Omit the images. Copy each entry word for word.

===== Provided data

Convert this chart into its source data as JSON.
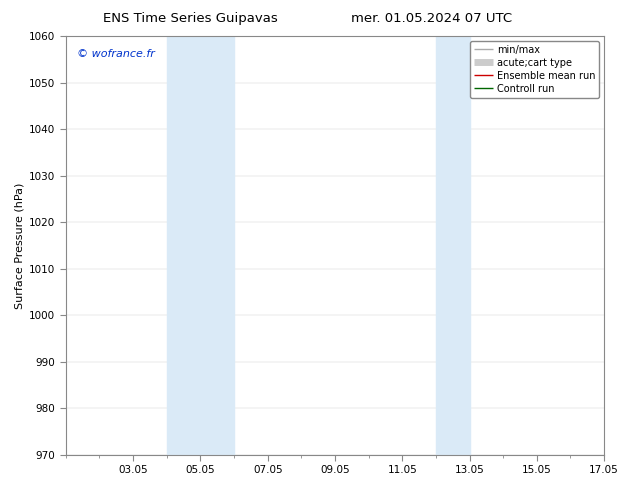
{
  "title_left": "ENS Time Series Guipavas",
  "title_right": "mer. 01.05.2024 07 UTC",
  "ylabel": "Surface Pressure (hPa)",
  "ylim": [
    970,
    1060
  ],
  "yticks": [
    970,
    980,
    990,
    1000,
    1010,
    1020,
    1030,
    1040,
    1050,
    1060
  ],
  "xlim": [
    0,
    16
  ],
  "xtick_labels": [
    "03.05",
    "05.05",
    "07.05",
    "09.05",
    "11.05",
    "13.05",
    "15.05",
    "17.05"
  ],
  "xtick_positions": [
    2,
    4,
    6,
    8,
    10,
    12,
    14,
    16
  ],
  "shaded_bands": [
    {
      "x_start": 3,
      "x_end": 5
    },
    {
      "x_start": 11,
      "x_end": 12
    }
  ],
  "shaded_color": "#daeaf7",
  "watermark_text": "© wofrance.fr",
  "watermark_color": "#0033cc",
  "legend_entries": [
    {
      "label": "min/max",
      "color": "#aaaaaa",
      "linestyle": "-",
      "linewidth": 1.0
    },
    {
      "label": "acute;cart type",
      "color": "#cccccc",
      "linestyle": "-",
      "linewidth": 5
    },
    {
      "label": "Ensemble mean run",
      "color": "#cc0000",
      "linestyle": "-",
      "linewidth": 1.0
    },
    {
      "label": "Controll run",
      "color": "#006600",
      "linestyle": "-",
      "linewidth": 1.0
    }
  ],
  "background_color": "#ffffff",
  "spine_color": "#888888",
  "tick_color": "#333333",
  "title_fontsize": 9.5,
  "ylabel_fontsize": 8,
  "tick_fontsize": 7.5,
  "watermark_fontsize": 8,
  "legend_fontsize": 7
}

==========

Correct response:
Convert this chart into its source data as JSON.
{
  "title_left": "ENS Time Series Guipavas",
  "title_right": "mer. 01.05.2024 07 UTC",
  "ylabel": "Surface Pressure (hPa)",
  "ylim": [
    970,
    1060
  ],
  "yticks": [
    970,
    980,
    990,
    1000,
    1010,
    1020,
    1030,
    1040,
    1050,
    1060
  ],
  "xlim": [
    0,
    16
  ],
  "xtick_labels": [
    "03.05",
    "05.05",
    "07.05",
    "09.05",
    "11.05",
    "13.05",
    "15.05",
    "17.05"
  ],
  "xtick_positions": [
    2,
    4,
    6,
    8,
    10,
    12,
    14,
    16
  ],
  "shaded_bands": [
    {
      "x_start": 3,
      "x_end": 5
    },
    {
      "x_start": 11,
      "x_end": 12
    }
  ],
  "shaded_color": "#daeaf7",
  "watermark_text": "© wofrance.fr",
  "watermark_color": "#0033cc",
  "legend_entries": [
    {
      "label": "min/max",
      "color": "#aaaaaa",
      "linestyle": "-",
      "linewidth": 1.0
    },
    {
      "label": "acute;cart type",
      "color": "#cccccc",
      "linestyle": "-",
      "linewidth": 5
    },
    {
      "label": "Ensemble mean run",
      "color": "#cc0000",
      "linestyle": "-",
      "linewidth": 1.0
    },
    {
      "label": "Controll run",
      "color": "#006600",
      "linestyle": "-",
      "linewidth": 1.0
    }
  ],
  "background_color": "#ffffff",
  "spine_color": "#888888",
  "tick_color": "#333333",
  "title_fontsize": 9.5,
  "ylabel_fontsize": 8,
  "tick_fontsize": 7.5,
  "watermark_fontsize": 8,
  "legend_fontsize": 7
}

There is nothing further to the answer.